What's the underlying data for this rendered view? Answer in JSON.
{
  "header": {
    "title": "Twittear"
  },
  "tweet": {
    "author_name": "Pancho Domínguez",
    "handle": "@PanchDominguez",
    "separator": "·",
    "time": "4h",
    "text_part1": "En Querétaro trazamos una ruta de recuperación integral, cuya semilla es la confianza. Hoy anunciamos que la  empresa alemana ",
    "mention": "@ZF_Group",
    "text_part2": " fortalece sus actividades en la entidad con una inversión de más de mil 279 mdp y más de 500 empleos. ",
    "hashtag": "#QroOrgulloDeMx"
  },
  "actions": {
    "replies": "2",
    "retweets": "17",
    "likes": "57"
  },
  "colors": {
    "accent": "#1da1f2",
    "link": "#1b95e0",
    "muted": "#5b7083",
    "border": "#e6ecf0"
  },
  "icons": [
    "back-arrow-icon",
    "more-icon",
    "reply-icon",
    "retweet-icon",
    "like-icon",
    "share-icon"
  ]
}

########

> Aim of the exercise: Repeat every record exactly as written, please.

> Result below:
What's the underlying data for this rendered view? Answer in JSON.
{
  "header": {
    "title": "Twittear"
  },
  "tweet": {
    "author_name": "Pancho Domínguez",
    "handle": "@PanchDominguez",
    "separator": "·",
    "time": "4h",
    "text_part1": "En Querétaro trazamos una ruta de recuperación integral, cuya semilla es la confianza. Hoy anunciamos que la  empresa alemana ",
    "mention": "@ZF_Group",
    "text_part2": " fortalece sus actividades en la entidad con una inversión de más de mil 279 mdp y más de 500 empleos. ",
    "hashtag": "#QroOrgulloDeMx"
  },
  "actions": {
    "replies": "2",
    "retweets": "17",
    "likes": "57"
  },
  "colors": {
    "accent": "#1da1f2",
    "link": "#1b95e0",
    "muted": "#5b7083",
    "border": "#e6ecf0"
  },
  "icons": [
    "back-arrow-icon",
    "more-icon",
    "reply-icon",
    "retweet-icon",
    "like-icon",
    "share-icon"
  ]
}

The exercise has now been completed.